--- START DATASET ---
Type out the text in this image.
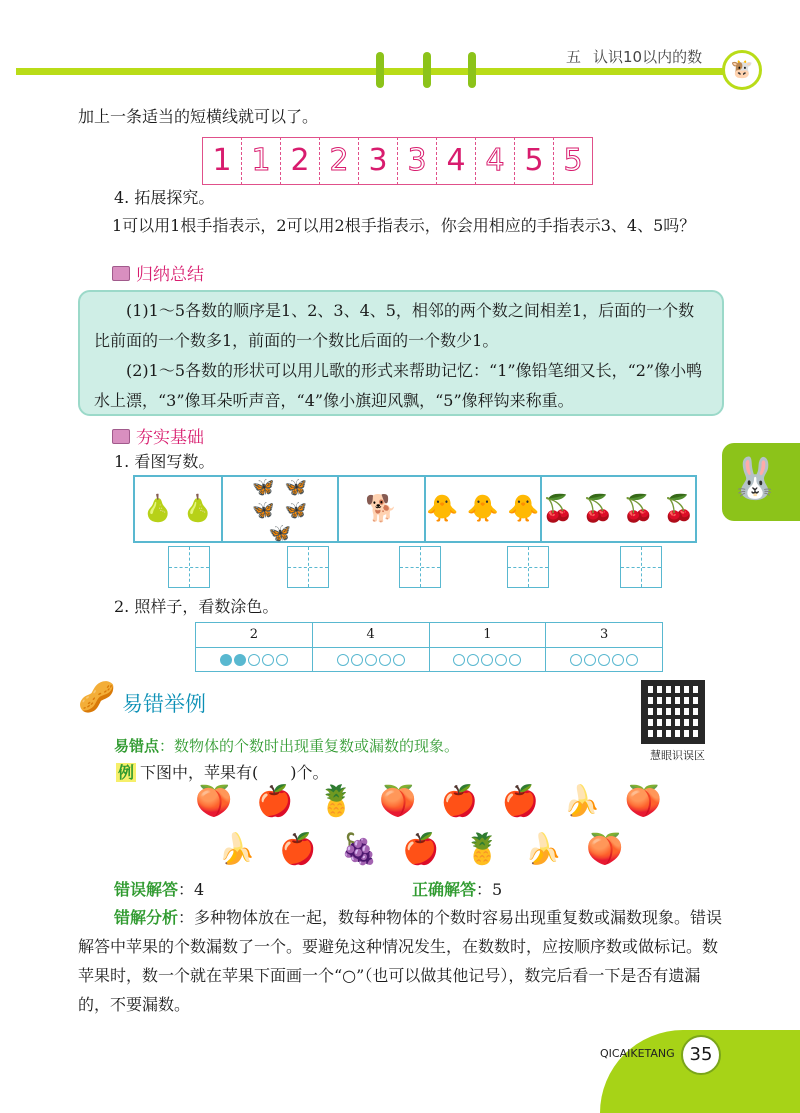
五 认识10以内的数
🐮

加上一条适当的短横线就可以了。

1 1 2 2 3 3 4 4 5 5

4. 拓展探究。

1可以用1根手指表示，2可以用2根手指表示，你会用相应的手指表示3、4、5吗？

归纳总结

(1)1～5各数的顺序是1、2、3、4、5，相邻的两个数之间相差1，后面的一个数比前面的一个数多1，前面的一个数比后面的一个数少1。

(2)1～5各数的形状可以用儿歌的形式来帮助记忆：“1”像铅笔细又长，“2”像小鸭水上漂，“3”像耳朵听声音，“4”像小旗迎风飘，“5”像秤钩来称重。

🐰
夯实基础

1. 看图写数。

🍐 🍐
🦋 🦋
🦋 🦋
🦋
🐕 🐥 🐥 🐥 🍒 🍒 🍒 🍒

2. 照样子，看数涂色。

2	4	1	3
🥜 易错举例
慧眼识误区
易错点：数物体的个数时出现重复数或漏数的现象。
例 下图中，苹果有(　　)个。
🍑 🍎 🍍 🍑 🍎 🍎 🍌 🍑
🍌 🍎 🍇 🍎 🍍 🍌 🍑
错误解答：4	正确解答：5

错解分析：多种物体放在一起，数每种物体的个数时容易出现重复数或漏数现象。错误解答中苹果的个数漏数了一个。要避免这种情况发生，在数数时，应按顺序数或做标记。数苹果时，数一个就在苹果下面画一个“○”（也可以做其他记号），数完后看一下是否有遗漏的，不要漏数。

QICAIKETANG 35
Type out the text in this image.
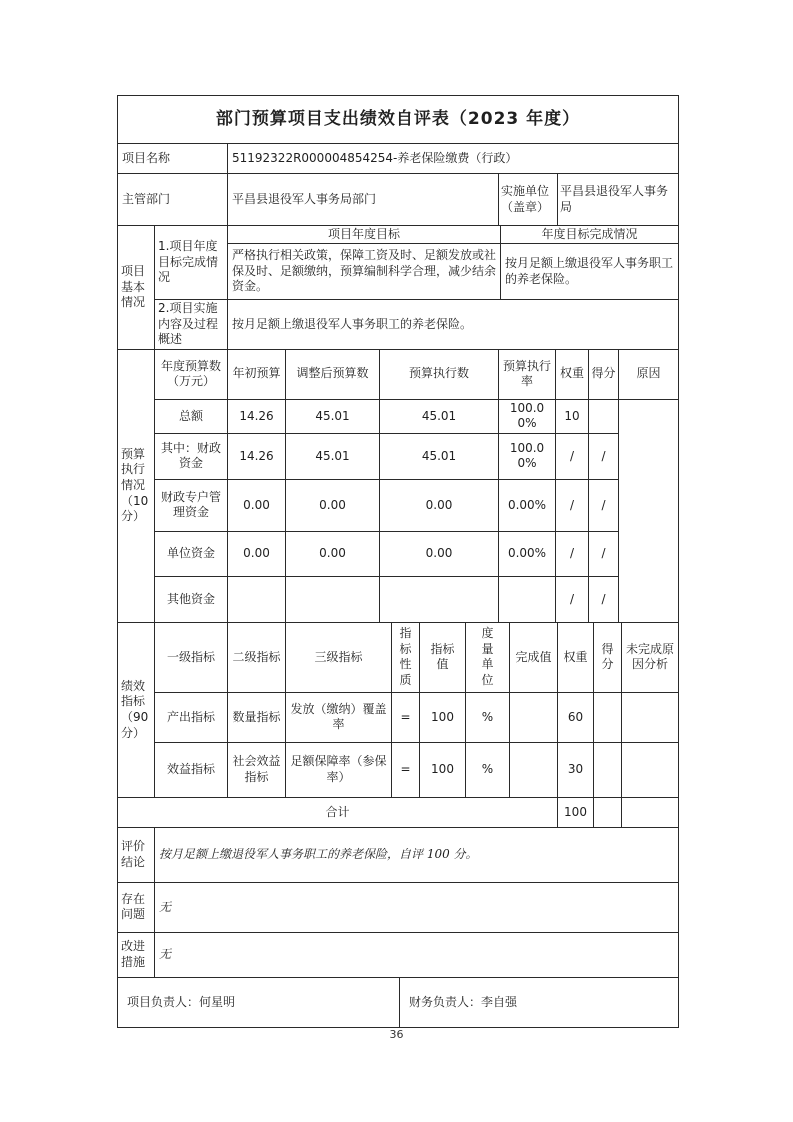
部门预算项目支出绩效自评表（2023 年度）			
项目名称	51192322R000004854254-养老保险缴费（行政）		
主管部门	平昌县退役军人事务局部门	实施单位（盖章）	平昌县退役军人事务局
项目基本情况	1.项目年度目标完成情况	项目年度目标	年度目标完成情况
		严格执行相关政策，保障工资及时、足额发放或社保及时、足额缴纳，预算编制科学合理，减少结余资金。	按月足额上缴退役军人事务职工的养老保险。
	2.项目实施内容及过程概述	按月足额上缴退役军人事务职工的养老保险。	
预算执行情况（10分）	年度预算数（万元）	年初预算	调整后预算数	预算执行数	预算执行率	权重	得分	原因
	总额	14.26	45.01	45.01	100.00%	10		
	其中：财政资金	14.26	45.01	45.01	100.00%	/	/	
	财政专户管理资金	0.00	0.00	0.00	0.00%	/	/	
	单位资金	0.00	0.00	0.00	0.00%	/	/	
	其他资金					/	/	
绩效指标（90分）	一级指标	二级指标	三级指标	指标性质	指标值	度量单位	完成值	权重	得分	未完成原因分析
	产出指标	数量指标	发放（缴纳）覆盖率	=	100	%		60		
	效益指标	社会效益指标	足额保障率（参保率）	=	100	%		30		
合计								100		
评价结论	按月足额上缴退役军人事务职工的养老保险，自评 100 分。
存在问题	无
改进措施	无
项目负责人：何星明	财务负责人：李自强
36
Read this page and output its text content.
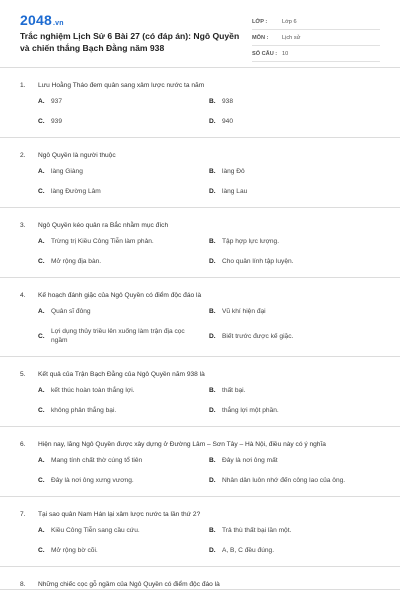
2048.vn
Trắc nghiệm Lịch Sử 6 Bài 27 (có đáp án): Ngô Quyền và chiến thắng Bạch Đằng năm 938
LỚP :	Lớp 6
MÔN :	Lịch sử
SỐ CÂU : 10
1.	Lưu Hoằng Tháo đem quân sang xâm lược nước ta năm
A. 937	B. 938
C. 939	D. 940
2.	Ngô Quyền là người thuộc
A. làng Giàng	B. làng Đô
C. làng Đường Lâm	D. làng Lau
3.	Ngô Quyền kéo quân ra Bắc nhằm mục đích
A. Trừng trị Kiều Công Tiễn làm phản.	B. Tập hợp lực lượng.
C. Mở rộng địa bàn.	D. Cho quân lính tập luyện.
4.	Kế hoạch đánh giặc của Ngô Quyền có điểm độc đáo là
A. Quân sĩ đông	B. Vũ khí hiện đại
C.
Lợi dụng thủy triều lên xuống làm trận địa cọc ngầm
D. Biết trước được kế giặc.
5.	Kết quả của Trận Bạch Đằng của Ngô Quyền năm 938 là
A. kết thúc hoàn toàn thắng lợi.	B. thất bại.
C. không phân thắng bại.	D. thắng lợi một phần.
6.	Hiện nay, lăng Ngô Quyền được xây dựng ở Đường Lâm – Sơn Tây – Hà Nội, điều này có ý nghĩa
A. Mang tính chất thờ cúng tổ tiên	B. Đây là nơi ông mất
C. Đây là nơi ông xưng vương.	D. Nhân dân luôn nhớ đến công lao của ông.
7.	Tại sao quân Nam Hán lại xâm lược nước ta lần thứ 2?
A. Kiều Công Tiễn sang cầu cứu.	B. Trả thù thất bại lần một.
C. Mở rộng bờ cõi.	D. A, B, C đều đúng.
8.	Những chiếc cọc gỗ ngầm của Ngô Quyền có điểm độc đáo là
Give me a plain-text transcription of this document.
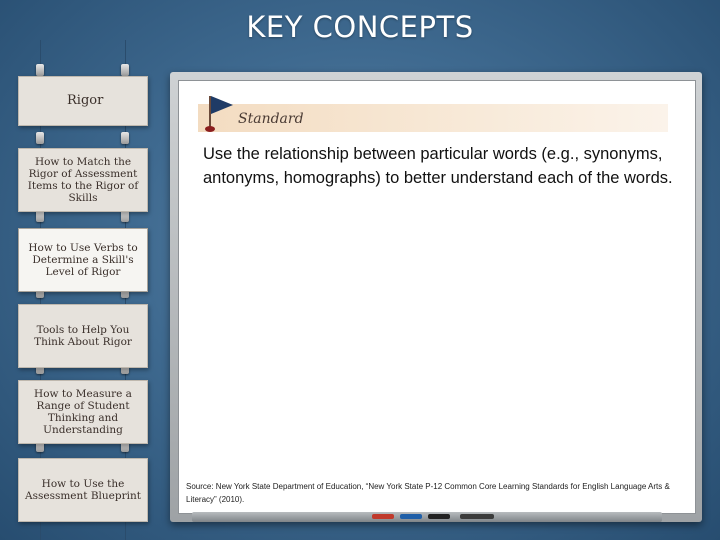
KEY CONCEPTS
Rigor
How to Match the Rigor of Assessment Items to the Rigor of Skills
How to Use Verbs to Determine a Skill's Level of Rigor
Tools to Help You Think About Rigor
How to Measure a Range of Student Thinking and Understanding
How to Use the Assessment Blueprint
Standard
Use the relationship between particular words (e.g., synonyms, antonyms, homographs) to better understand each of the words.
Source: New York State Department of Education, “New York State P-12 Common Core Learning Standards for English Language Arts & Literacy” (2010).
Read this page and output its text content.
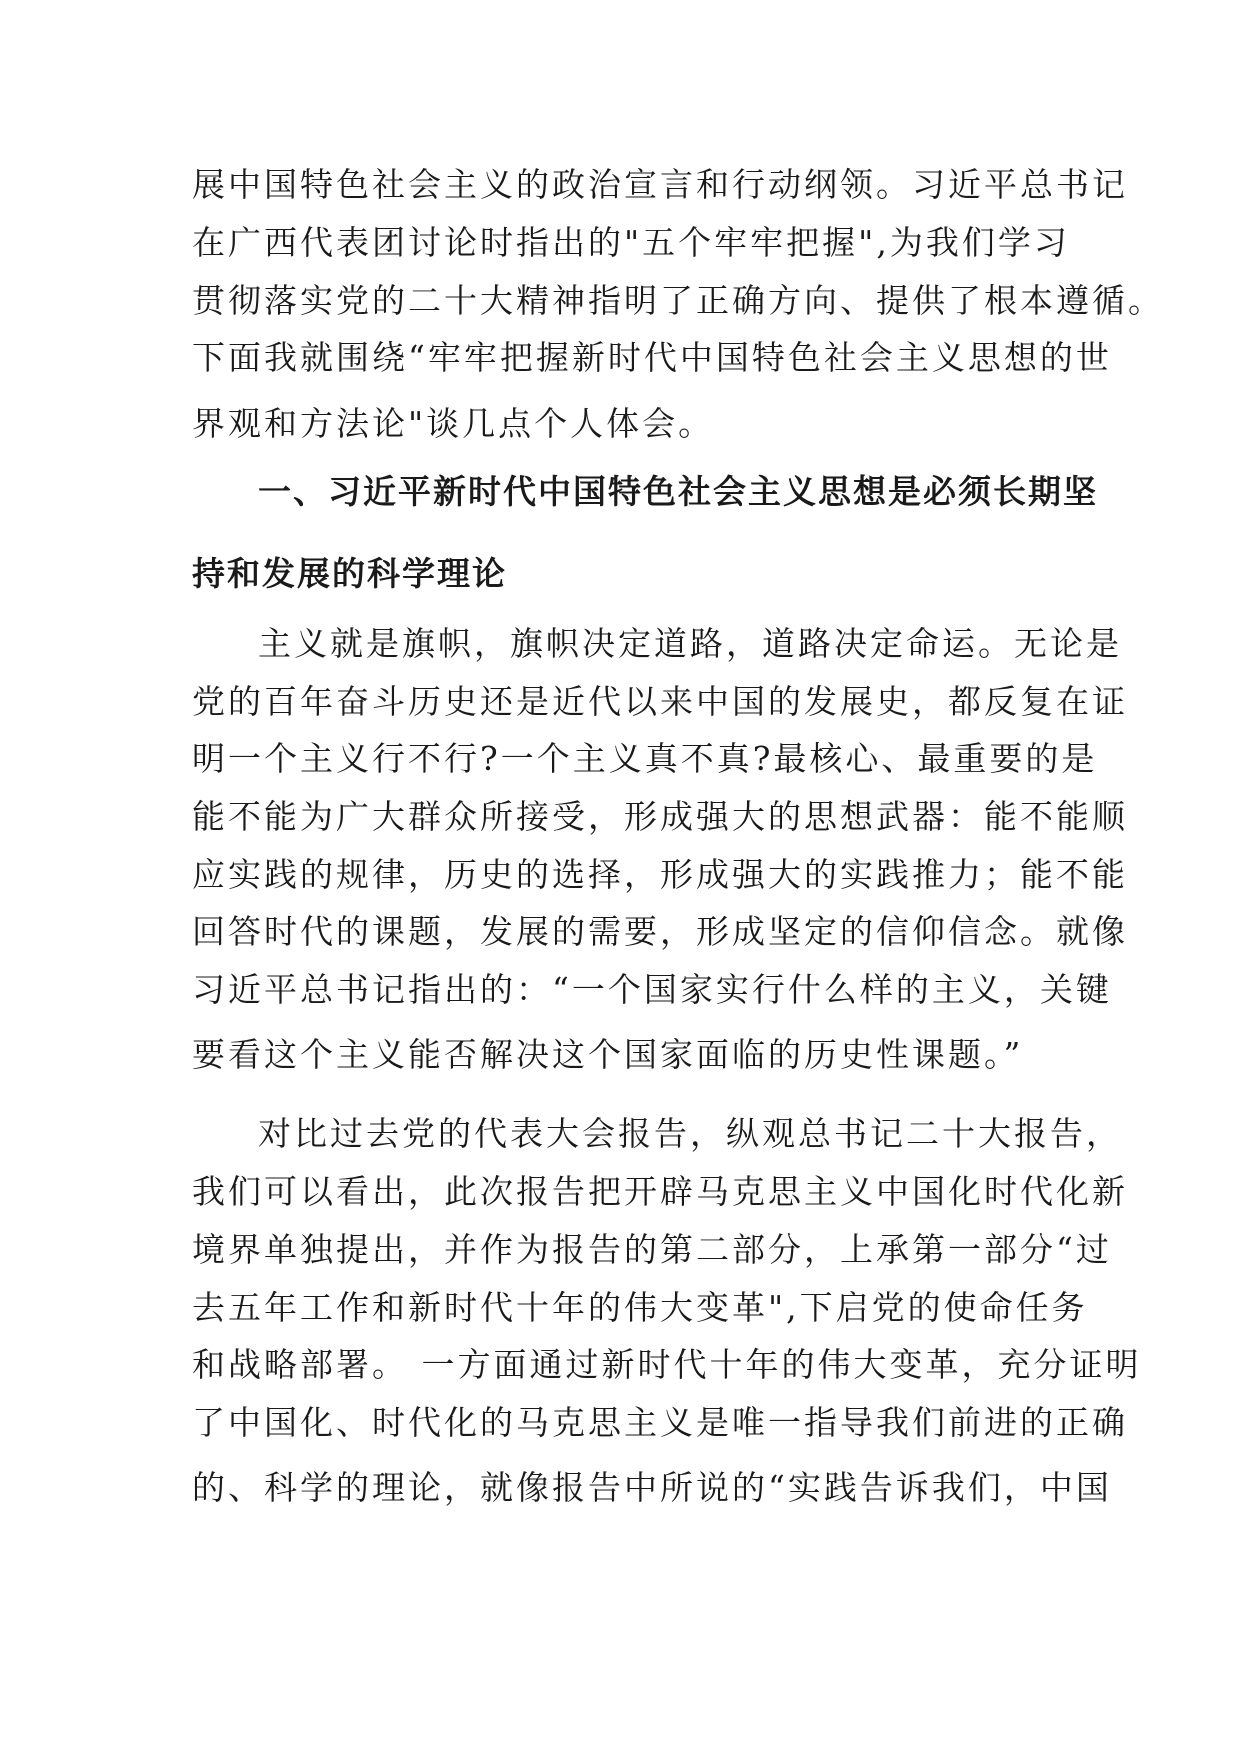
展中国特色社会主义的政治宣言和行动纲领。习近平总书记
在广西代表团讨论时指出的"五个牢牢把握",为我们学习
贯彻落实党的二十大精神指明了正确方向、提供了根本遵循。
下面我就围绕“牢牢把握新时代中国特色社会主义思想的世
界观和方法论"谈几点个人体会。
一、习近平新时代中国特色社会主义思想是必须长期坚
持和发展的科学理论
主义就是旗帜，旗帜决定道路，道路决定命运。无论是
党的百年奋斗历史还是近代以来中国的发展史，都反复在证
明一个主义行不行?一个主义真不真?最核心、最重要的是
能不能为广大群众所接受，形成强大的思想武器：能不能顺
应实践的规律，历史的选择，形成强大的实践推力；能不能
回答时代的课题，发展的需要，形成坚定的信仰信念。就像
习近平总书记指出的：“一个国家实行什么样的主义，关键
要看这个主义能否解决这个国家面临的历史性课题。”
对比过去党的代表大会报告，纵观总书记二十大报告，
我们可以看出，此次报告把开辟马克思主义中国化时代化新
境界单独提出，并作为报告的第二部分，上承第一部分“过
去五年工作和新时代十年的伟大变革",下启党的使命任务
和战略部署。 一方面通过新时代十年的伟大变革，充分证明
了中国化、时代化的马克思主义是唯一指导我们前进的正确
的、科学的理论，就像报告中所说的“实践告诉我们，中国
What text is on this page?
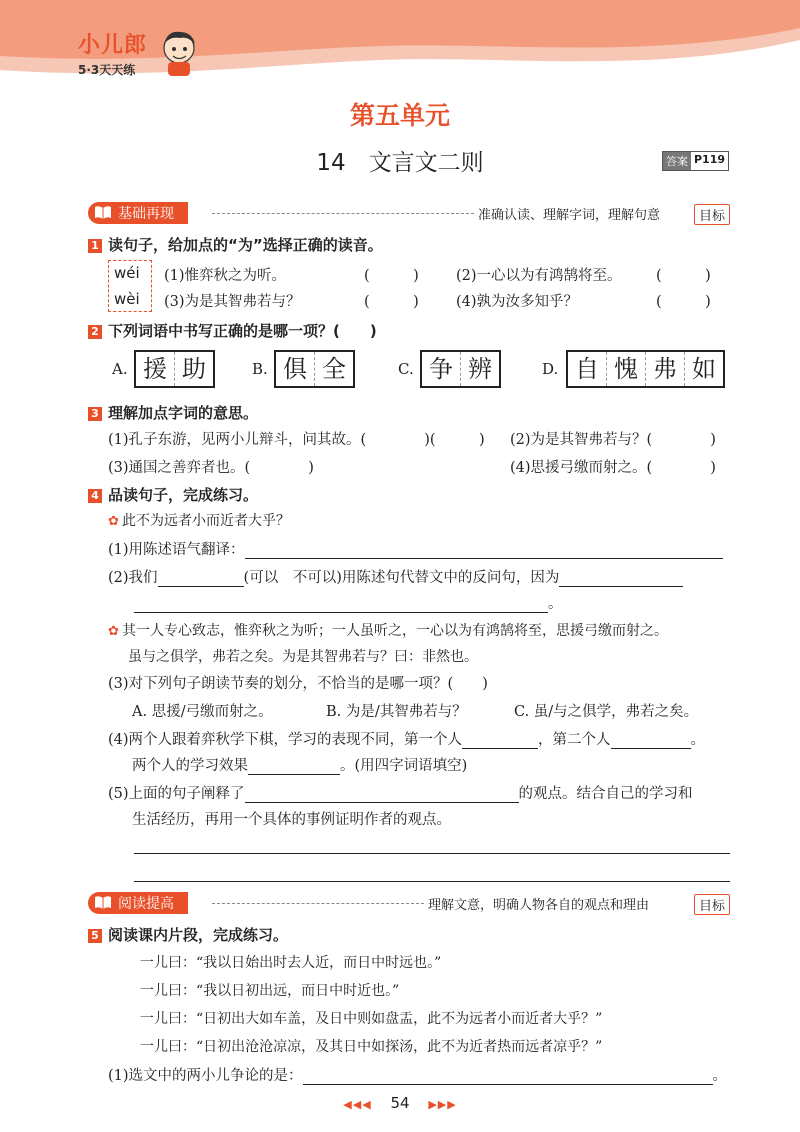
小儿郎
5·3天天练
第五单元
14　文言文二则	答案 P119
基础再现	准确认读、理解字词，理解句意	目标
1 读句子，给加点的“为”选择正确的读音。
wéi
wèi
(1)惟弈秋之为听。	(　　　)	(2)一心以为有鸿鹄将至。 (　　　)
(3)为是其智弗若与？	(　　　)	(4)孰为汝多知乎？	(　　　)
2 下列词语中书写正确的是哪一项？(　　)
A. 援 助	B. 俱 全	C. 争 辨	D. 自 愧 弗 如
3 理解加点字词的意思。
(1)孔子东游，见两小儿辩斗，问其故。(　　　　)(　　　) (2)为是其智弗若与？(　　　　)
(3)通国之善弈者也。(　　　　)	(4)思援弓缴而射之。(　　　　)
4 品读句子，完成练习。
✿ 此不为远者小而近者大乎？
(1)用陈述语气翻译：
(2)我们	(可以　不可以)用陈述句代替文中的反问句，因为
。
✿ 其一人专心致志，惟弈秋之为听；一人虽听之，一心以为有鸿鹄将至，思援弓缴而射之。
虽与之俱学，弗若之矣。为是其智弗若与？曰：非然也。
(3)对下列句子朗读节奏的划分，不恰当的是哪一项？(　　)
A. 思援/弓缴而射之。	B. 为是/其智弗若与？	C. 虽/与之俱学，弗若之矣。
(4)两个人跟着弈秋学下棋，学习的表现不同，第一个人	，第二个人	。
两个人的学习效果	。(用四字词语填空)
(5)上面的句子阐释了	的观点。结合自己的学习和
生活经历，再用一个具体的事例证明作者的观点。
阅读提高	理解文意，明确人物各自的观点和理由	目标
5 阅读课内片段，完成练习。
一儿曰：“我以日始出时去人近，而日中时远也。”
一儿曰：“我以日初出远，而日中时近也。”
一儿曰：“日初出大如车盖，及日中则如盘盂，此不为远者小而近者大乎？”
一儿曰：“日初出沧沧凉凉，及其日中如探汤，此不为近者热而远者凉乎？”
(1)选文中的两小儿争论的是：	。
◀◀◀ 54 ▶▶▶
--- END DATASET ---
◆ **TASK DIRECTIONS**
Count every line bearing the word "lược"; report the total only.

◆ **SOLUTION TO THIS PROBLEM**
2